Make an exact copy of all the records.

=== Records shown ===

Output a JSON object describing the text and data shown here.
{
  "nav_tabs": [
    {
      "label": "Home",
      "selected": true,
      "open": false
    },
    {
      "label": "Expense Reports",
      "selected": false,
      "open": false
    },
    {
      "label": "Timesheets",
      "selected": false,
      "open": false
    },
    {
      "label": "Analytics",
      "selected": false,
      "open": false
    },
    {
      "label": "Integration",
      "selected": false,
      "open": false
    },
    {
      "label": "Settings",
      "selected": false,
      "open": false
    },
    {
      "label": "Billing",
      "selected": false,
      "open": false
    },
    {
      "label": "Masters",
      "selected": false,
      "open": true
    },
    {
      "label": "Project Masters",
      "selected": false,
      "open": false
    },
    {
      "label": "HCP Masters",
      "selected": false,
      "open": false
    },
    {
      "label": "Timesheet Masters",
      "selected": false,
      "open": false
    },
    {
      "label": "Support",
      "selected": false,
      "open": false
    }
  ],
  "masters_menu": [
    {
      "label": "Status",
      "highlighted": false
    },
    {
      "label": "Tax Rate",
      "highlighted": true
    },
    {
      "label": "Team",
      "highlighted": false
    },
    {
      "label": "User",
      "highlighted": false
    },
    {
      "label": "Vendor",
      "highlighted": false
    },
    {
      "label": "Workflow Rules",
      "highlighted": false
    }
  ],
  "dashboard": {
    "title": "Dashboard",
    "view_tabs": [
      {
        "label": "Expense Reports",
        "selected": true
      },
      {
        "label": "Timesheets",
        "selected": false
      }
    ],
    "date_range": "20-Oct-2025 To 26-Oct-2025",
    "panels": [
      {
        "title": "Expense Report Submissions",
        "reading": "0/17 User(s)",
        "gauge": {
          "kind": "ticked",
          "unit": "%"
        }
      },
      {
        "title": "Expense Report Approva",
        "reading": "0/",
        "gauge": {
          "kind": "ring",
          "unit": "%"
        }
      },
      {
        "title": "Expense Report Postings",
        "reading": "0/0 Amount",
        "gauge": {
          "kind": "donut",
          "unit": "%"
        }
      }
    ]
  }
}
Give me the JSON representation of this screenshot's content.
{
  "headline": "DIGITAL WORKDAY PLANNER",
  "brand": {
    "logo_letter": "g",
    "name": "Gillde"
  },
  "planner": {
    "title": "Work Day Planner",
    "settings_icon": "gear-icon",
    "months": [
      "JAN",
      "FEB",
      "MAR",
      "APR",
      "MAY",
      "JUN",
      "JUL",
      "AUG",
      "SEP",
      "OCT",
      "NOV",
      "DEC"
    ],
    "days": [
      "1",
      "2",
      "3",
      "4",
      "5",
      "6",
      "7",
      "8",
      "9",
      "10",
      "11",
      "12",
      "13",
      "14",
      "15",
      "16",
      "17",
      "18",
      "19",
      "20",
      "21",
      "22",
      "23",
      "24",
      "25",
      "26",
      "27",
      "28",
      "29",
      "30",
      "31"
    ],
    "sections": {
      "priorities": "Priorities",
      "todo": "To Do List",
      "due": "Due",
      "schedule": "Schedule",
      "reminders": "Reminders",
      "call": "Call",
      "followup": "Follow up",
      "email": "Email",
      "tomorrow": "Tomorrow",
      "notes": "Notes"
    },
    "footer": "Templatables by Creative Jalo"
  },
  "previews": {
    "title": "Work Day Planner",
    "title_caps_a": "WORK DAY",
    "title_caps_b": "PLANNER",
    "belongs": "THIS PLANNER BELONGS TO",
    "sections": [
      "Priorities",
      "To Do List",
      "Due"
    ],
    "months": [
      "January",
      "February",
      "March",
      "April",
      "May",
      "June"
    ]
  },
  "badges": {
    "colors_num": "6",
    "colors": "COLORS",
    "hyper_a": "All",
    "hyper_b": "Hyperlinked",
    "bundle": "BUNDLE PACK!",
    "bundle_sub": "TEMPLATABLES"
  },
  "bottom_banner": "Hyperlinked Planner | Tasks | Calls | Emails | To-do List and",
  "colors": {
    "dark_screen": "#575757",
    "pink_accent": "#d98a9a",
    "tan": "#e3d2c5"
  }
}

===

▸ Worked answer
Output a JSON object describing the text and data shown here.
{
  "nav_tabs": [
    {
      "label": "Home",
      "selected": true,
      "open": false
    },
    {
      "label": "Expense Reports",
      "selected": false,
      "open": false
    },
    {
      "label": "Timesheets",
      "selected": false,
      "open": false
    },
    {
      "label": "Analytics",
      "selected": false,
      "open": false
    },
    {
      "label": "Integration",
      "selected": false,
      "open": false
    },
    {
      "label": "Settings",
      "selected": false,
      "open": false
    },
    {
      "label": "Billing",
      "selected": false,
      "open": false
    },
    {
      "label": "Masters",
      "selected": false,
      "open": true
    },
    {
      "label": "Project Masters",
      "selected": false,
      "open": false
    },
    {
      "label": "HCP Masters",
      "selected": false,
      "open": false
    },
    {
      "label": "Timesheet Masters",
      "selected": false,
      "open": false
    },
    {
      "label": "Support",
      "selected": false,
      "open": false
    }
  ],
  "masters_menu": [
    {
      "label": "Status",
      "highlighted": false
    },
    {
      "label": "Tax Rate",
      "highlighted": true
    },
    {
      "label": "Team",
      "highlighted": false
    },
    {
      "label": "User",
      "highlighted": false
    },
    {
      "label": "Vendor",
      "highlighted": false
    },
    {
      "label": "Workflow Rules",
      "highlighted": false
    }
  ],
  "dashboard": {
    "title": "Dashboard",
    "view_tabs": [
      {
        "label": "Expense Reports",
        "selected": true
      },
      {
        "label": "Timesheets",
        "selected": false
      }
    ],
    "date_range": "20-Oct-2025 To 26-Oct-2025",
    "panels": [
      {
        "title": "Expense Report Submissions",
        "reading": "0/17 User(s)",
        "gauge": {
          "kind": "ticked",
          "unit": "%"
        }
      },
      {
        "title": "Expense Report Approva",
        "reading": "0/",
        "gauge": {
          "kind": "ring",
          "unit": "%"
        }
      },
      {
        "title": "Expense Report Postings",
        "reading": "0/0 Amount",
        "gauge": {
          "kind": "donut",
          "unit": "%"
        }
      }
    ]
  }
}
Give me the JSON representation of this screenshot's content.
{
  "headline": "DIGITAL WORKDAY PLANNER",
  "brand": {
    "logo_letter": "g",
    "name": "Gillde"
  },
  "planner": {
    "title": "Work Day Planner",
    "settings_icon": "gear-icon",
    "months": [
      "JAN",
      "FEB",
      "MAR",
      "APR",
      "MAY",
      "JUN",
      "JUL",
      "AUG",
      "SEP",
      "OCT",
      "NOV",
      "DEC"
    ],
    "days": [
      "1",
      "2",
      "3",
      "4",
      "5",
      "6",
      "7",
      "8",
      "9",
      "10",
      "11",
      "12",
      "13",
      "14",
      "15",
      "16",
      "17",
      "18",
      "19",
      "20",
      "21",
      "22",
      "23",
      "24",
      "25",
      "26",
      "27",
      "28",
      "29",
      "30",
      "31"
    ],
    "sections": {
      "priorities": "Priorities",
      "todo": "To Do List",
      "due": "Due",
      "schedule": "Schedule",
      "reminders": "Reminders",
      "call": "Call",
      "followup": "Follow up",
      "email": "Email",
      "tomorrow": "Tomorrow",
      "notes": "Notes"
    },
    "footer": "Templatables by Creative Jalo"
  },
  "previews": {
    "title": "Work Day Planner",
    "title_caps_a": "WORK DAY",
    "title_caps_b": "PLANNER",
    "belongs": "THIS PLANNER BELONGS TO",
    "sections": [
      "Priorities",
      "To Do List",
      "Due"
    ],
    "months": [
      "January",
      "February",
      "March",
      "April",
      "May",
      "June"
    ]
  },
  "badges": {
    "colors_num": "6",
    "colors": "COLORS",
    "hyper_a": "All",
    "hyper_b": "Hyperlinked",
    "bundle": "BUNDLE PACK!",
    "bundle_sub": "TEMPLATABLES"
  },
  "bottom_banner": "Hyperlinked Planner | Tasks | Calls | Emails | To-do List and",
  "colors": {
    "dark_screen": "#575757",
    "pink_accent": "#d98a9a",
    "tan": "#e3d2c5"
  }
}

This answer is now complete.